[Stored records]
---
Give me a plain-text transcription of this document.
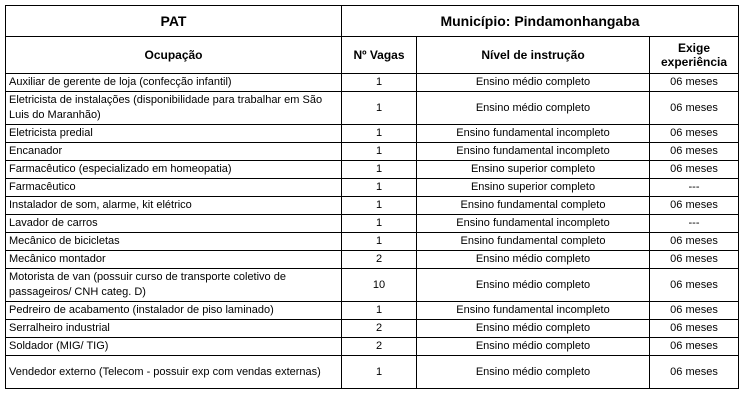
PAT	Município: Pindamonhangaba		
Ocupação	Nº Vagas	Nível de instrução	Exige
experiência
Auxiliar de gerente de loja (confecção infantil)	1	Ensino médio completo	06 meses
Eletricista de instalações (disponibilidade para trabalhar em São Luis do Maranhão)	1	Ensino médio completo	06 meses
Eletricista predial	1	Ensino fundamental incompleto	06 meses
Encanador	1	Ensino fundamental incompleto	06 meses
Farmacêutico (especializado em homeopatia)	1	Ensino superior completo	06 meses
Farmacêutico	1	Ensino superior completo	---
Instalador de som, alarme, kit elétrico	1	Ensino fundamental completo	06 meses
Lavador de carros	1	Ensino fundamental incompleto	---
Mecânico de bicicletas	1	Ensino fundamental completo	06 meses
Mecânico montador	2	Ensino médio completo	06 meses
Motorista de van (possuir curso de transporte coletivo de passageiros/ CNH categ. D)	10	Ensino médio completo	06 meses
Pedreiro de acabamento (instalador de piso laminado)	1	Ensino fundamental incompleto	06 meses
Serralheiro industrial	2	Ensino médio completo	06 meses
Soldador (MIG/ TIG)	2	Ensino médio completo	06 meses
Vendedor externo (Telecom - possuir exp com vendas externas)	1	Ensino médio completo	06 meses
---
▶ _SET EXERCISE_:
Check each line of the records for "médio" and copy the ones that contain it.

▶ _FINAL RESULT_:
Auxiliar de gerente de loja (confecção infantil)	1	Ensino médio completo	06 meses
Eletricista de instalações (disponibilidade para trabalhar em São Luis do Maranhão)	1	Ensino médio completo	06 meses
Mecânico montador	2	Ensino médio completo	06 meses
Motorista de van (possuir curso de transporte coletivo de passageiros/ CNH categ. D)	10	Ensino médio completo	06 meses
Serralheiro industrial	2	Ensino médio completo	06 meses
Soldador (MIG/ TIG)	2	Ensino médio completo	06 meses
Vendedor externo (Telecom - possuir exp com vendas externas)	1	Ensino médio completo	06 meses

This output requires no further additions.